### Stored data:
<<<<
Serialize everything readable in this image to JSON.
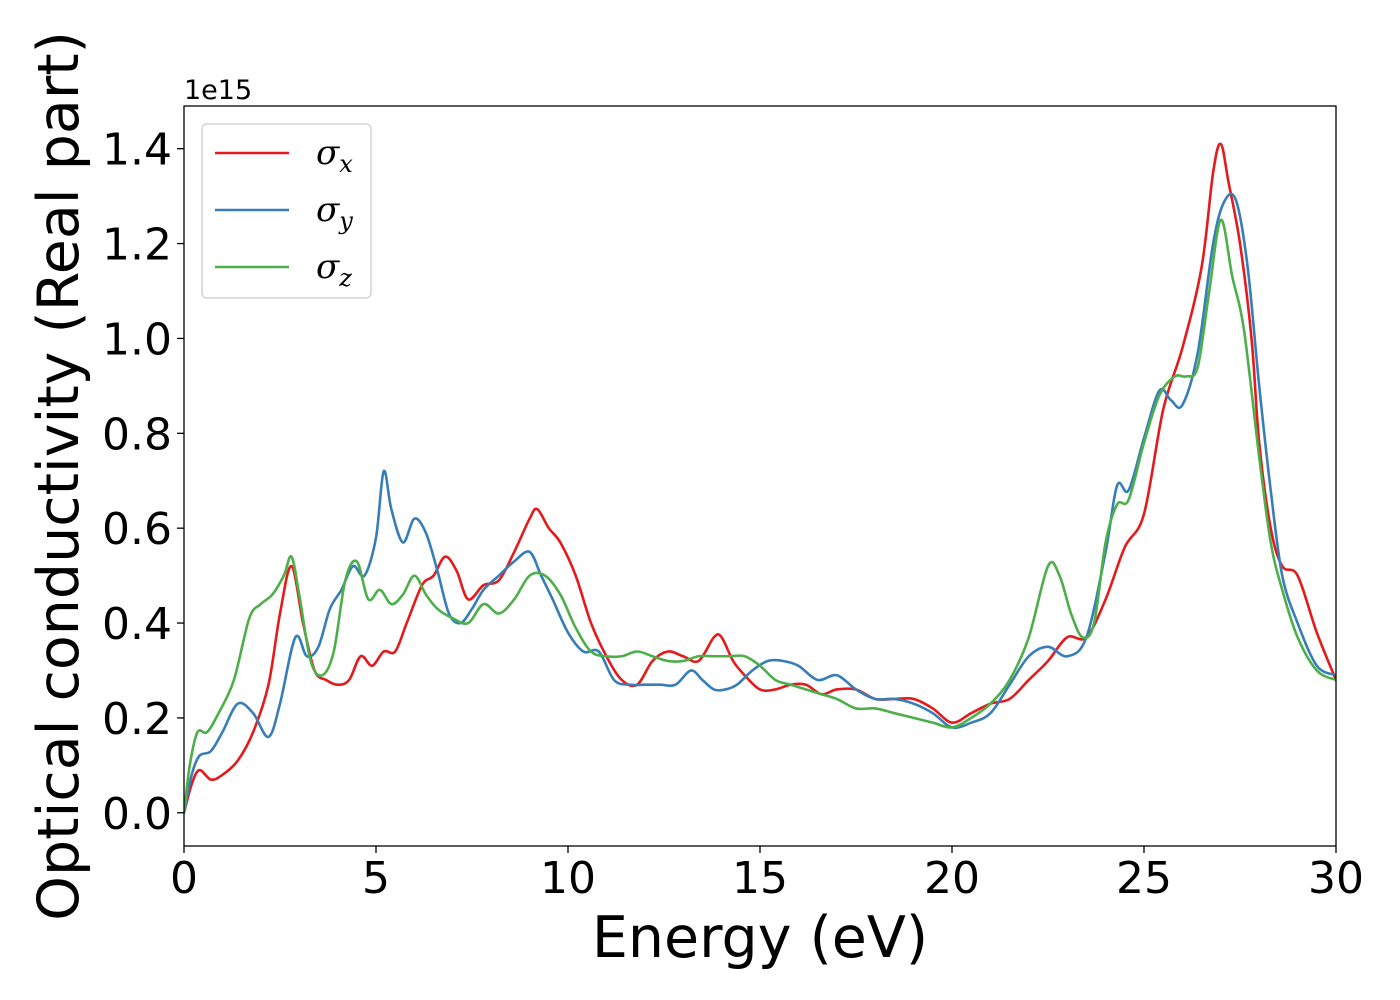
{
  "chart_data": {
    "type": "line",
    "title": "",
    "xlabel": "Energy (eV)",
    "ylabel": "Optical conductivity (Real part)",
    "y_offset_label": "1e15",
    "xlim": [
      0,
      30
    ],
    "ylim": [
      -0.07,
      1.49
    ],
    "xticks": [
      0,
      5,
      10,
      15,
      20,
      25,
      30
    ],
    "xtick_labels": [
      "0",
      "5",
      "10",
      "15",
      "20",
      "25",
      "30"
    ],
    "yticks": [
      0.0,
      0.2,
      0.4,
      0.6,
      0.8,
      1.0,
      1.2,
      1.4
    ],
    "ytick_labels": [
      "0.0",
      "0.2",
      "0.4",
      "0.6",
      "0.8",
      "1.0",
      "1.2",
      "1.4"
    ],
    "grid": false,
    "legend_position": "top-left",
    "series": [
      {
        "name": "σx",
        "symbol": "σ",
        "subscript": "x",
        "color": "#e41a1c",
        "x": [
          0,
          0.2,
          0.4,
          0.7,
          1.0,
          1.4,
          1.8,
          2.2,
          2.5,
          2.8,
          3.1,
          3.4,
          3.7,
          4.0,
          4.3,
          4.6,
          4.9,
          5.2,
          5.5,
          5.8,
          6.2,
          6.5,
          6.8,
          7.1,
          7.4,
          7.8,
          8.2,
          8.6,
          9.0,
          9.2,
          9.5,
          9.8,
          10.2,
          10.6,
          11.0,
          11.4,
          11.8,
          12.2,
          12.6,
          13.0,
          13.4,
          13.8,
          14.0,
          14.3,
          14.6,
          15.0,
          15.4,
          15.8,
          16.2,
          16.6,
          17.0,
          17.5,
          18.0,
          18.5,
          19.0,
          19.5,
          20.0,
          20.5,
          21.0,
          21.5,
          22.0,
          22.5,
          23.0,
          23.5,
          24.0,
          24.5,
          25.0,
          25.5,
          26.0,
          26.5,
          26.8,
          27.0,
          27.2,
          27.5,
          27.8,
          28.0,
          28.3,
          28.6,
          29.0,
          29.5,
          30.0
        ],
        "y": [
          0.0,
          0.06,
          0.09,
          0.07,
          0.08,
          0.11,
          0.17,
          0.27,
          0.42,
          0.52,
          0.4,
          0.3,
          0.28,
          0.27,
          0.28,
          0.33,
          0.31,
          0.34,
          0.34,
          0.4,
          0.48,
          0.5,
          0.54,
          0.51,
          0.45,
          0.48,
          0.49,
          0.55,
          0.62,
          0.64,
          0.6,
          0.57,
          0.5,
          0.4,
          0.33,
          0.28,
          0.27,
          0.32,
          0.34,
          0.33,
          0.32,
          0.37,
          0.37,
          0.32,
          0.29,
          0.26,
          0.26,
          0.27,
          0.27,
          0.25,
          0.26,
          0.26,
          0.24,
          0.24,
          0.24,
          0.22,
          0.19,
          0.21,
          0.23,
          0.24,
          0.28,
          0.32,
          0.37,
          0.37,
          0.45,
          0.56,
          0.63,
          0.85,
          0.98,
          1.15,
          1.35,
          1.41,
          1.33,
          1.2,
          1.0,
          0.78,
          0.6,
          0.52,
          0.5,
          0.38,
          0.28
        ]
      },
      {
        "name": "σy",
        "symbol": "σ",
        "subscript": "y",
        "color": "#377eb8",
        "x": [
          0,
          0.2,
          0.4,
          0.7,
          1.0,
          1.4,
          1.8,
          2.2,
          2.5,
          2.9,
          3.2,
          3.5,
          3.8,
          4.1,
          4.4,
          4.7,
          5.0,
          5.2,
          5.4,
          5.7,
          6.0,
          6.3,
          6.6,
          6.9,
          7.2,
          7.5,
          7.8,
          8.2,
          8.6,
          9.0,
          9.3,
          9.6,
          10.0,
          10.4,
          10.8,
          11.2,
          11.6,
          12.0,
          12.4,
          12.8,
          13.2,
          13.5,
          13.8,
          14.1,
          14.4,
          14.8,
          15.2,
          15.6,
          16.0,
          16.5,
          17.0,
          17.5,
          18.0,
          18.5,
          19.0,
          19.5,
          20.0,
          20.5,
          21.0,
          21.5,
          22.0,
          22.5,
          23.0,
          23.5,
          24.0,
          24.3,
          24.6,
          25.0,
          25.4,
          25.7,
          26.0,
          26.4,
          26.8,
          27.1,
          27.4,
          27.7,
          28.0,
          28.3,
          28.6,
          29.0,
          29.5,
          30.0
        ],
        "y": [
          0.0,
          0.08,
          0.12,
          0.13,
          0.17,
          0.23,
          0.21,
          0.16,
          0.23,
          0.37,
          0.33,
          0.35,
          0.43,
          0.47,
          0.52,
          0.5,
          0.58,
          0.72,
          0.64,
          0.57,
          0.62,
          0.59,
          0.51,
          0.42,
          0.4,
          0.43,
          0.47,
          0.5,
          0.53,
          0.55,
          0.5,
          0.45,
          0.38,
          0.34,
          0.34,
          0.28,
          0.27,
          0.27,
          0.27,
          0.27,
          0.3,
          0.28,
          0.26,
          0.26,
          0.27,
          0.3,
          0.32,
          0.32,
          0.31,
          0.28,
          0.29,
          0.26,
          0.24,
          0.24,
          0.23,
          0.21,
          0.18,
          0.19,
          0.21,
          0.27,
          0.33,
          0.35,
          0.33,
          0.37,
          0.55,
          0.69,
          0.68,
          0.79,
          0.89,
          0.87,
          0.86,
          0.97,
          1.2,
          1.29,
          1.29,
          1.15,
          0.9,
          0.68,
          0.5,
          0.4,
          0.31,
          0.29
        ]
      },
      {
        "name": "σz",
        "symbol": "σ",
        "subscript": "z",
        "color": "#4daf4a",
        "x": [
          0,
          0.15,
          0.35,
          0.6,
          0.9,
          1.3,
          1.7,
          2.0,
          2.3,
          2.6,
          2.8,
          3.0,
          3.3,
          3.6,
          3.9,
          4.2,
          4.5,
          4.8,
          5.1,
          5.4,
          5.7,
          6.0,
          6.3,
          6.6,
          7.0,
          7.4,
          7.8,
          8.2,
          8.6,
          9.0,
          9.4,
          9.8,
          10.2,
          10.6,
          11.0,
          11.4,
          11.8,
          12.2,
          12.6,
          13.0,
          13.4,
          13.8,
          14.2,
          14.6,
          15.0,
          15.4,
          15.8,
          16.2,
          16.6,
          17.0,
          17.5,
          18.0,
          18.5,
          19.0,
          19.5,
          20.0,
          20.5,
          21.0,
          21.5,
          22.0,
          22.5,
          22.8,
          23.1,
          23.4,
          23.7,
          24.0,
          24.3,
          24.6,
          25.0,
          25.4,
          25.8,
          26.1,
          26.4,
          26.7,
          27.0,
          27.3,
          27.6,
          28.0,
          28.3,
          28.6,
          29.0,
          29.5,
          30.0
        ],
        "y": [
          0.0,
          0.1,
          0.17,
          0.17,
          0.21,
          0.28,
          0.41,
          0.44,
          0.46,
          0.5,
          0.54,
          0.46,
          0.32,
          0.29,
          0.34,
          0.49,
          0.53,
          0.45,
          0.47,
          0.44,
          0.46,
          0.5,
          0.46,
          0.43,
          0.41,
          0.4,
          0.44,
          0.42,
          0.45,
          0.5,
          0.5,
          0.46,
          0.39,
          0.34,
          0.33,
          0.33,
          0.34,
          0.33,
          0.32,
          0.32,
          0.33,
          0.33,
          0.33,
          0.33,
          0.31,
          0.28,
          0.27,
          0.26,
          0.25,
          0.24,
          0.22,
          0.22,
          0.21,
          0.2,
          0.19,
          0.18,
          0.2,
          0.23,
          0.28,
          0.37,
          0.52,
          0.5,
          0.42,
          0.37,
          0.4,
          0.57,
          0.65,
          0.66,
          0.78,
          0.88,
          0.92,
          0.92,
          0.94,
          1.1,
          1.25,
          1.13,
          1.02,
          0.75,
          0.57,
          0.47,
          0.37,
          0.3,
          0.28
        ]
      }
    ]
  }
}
>>>>
<<<<
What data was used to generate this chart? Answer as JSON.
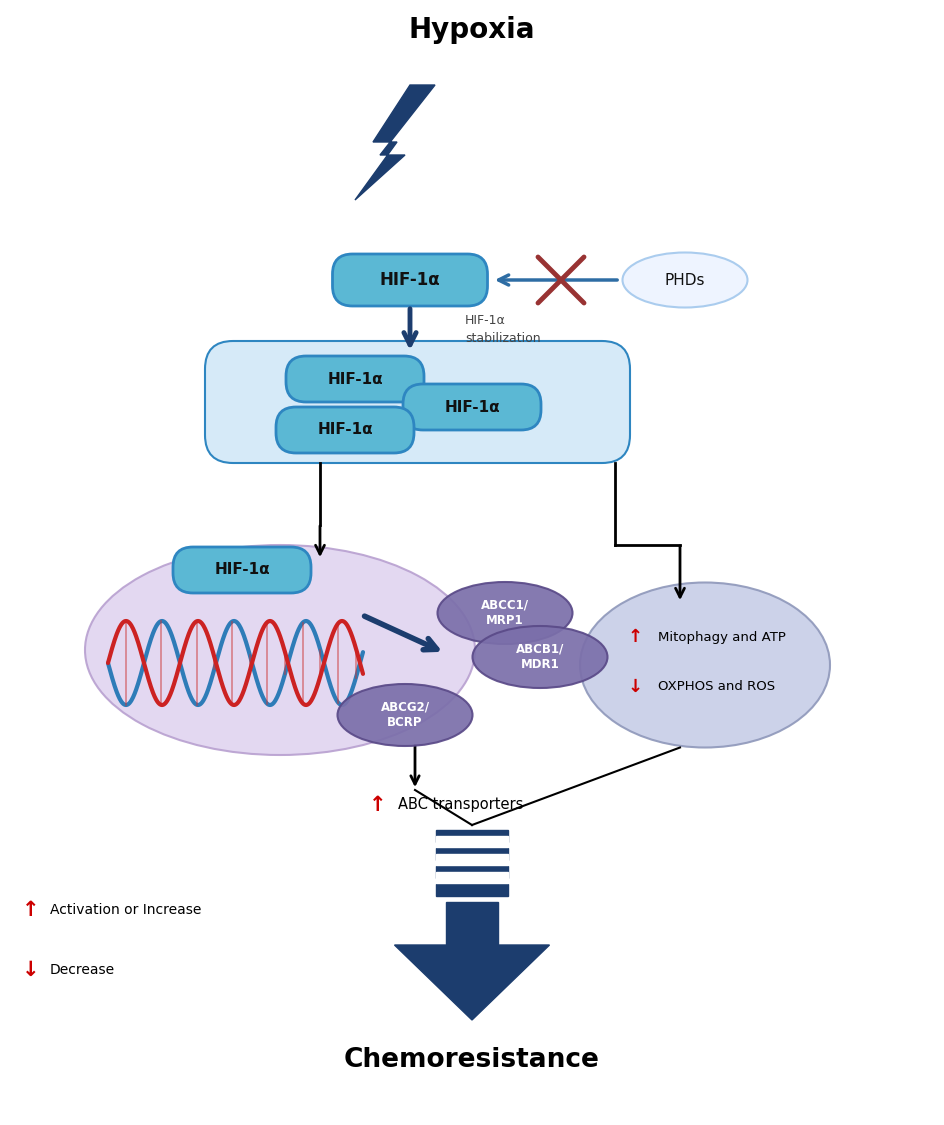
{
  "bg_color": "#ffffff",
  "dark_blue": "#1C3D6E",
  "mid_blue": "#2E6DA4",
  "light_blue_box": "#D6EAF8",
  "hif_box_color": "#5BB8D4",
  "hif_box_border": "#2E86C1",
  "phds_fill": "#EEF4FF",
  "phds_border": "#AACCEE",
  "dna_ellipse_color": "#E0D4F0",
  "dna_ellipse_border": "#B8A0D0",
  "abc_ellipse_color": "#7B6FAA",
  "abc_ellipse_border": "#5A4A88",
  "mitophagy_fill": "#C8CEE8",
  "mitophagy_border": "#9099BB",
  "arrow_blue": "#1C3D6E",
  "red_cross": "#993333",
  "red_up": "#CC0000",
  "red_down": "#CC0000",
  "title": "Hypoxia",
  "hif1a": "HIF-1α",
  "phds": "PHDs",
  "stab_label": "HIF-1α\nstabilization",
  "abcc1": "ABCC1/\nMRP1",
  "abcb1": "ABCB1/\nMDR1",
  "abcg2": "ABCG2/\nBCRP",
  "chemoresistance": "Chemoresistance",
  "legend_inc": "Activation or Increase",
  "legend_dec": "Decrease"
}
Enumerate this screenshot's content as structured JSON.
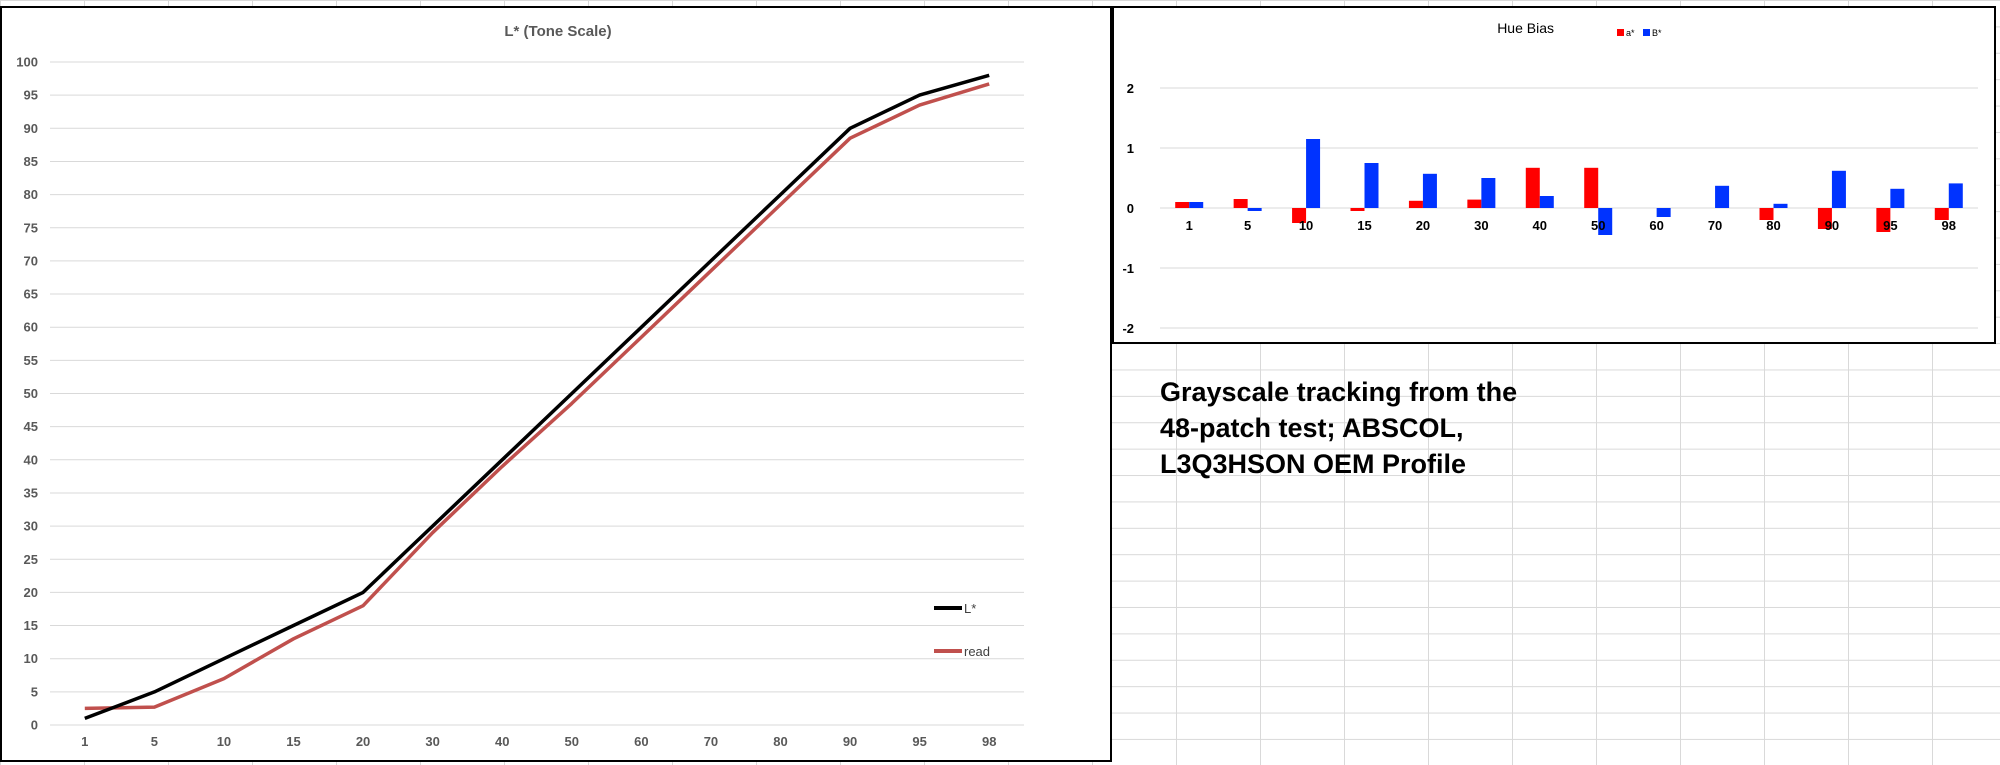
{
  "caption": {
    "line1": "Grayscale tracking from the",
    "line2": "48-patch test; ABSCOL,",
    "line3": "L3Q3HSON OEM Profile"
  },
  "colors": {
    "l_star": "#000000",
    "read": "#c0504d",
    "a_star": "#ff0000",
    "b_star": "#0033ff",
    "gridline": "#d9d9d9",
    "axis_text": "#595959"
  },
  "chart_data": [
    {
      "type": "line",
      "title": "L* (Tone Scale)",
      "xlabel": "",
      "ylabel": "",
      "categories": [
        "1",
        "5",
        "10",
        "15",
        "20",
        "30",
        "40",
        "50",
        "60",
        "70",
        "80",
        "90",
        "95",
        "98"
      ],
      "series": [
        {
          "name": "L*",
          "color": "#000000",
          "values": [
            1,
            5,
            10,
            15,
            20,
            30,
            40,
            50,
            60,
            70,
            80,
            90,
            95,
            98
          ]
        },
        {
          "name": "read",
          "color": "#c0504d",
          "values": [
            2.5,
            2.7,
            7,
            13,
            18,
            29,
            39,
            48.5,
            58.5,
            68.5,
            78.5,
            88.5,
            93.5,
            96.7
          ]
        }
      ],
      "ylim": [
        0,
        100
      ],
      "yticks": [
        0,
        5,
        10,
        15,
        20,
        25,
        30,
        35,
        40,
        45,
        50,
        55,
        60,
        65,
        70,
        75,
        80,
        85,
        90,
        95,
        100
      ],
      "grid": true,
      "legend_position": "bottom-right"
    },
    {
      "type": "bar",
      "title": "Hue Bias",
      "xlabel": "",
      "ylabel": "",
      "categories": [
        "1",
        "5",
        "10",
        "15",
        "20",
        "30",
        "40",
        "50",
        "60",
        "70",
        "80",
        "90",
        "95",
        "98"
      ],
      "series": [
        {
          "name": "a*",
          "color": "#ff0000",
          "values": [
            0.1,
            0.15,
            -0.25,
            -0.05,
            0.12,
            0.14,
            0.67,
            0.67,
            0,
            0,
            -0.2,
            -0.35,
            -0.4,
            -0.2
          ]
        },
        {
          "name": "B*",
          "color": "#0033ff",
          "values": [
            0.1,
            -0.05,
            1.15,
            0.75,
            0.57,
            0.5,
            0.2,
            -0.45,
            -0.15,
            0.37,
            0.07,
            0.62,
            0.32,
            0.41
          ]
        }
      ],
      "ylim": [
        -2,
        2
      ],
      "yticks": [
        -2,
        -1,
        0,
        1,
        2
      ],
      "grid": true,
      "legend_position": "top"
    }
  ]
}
>>>>
### WHAT YOU WILL DO:
Only the number is wanted: how many lines of the material above include the word "name"?

### SOLVED EXERCISE:
7